[Recorded data]
____

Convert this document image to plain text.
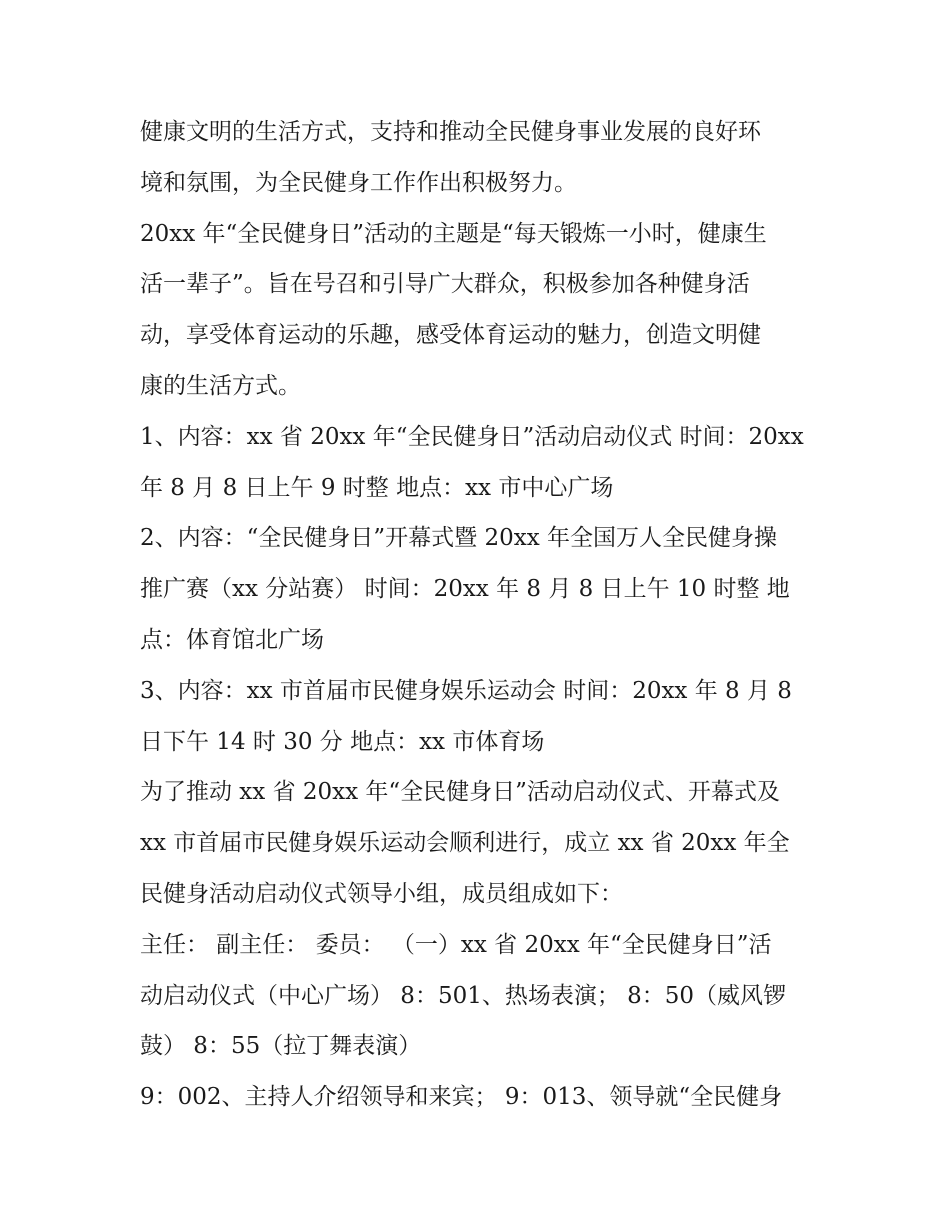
健康文明的生活方式，支持和推动全民健身事业发展的良好环
境和氛围，为全民健身工作作出积极努力。
20xx 年“全民健身日”活动的主题是“每天锻炼一小时，健康生
活一辈子”。旨在号召和引导广大群众，积极参加各种健身活
动，享受体育运动的乐趣，感受体育运动的魅力，创造文明健
康的生活方式。
1、内容：xx 省 20xx 年“全民健身日”活动启动仪式 时间：20xx
年 8 月 8 日上午 9 时整 地点：xx 市中心广场
2、内容：“全民健身日”开幕式暨 20xx 年全国万人全民健身操
推广赛（xx 分站赛） 时间：20xx 年 8 月 8 日上午 10 时整 地
点：体育馆北广场
3、内容：xx 市首届市民健身娱乐运动会 时间：20xx 年 8 月 8
日下午 14 时 30 分 地点：xx 市体育场
为了推动 xx 省 20xx 年“全民健身日”活动启动仪式、开幕式及
xx 市首届市民健身娱乐运动会顺利进行，成立 xx 省 20xx 年全
民健身活动启动仪式领导小组，成员组成如下：
主任： 副主任： 委员： （一）xx 省 20xx 年“全民健身日”活
动启动仪式（中心广场） 8：501、热场表演； 8：50（威风锣
鼓） 8：55（拉丁舞表演）
9：002、主持人介绍领导和来宾； 9：013、领导就“全民健身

____

*Instruction*:
Without the pictures, write out all of the material exactly.

*Result for this task*:
Convert this document image to plain text.
健康文明的生活方式，支持和推动全民健身事业发展的良好环
境和氛围，为全民健身工作作出积极努力。
20xx 年“全民健身日”活动的主题是“每天锻炼一小时，健康生
活一辈子”。旨在号召和引导广大群众，积极参加各种健身活
动，享受体育运动的乐趣，感受体育运动的魅力，创造文明健
康的生活方式。
1、内容：xx 省 20xx 年“全民健身日”活动启动仪式 时间：20xx
年 8 月 8 日上午 9 时整 地点：xx 市中心广场
2、内容：“全民健身日”开幕式暨 20xx 年全国万人全民健身操
推广赛（xx 分站赛） 时间：20xx 年 8 月 8 日上午 10 时整 地
点：体育馆北广场
3、内容：xx 市首届市民健身娱乐运动会 时间：20xx 年 8 月 8
日下午 14 时 30 分 地点：xx 市体育场
为了推动 xx 省 20xx 年“全民健身日”活动启动仪式、开幕式及
xx 市首届市民健身娱乐运动会顺利进行，成立 xx 省 20xx 年全
民健身活动启动仪式领导小组，成员组成如下：
主任： 副主任： 委员： （一）xx 省 20xx 年“全民健身日”活
动启动仪式（中心广场） 8：501、热场表演； 8：50（威风锣
鼓） 8：55（拉丁舞表演）
9：002、主持人介绍领导和来宾； 9：013、领导就“全民健身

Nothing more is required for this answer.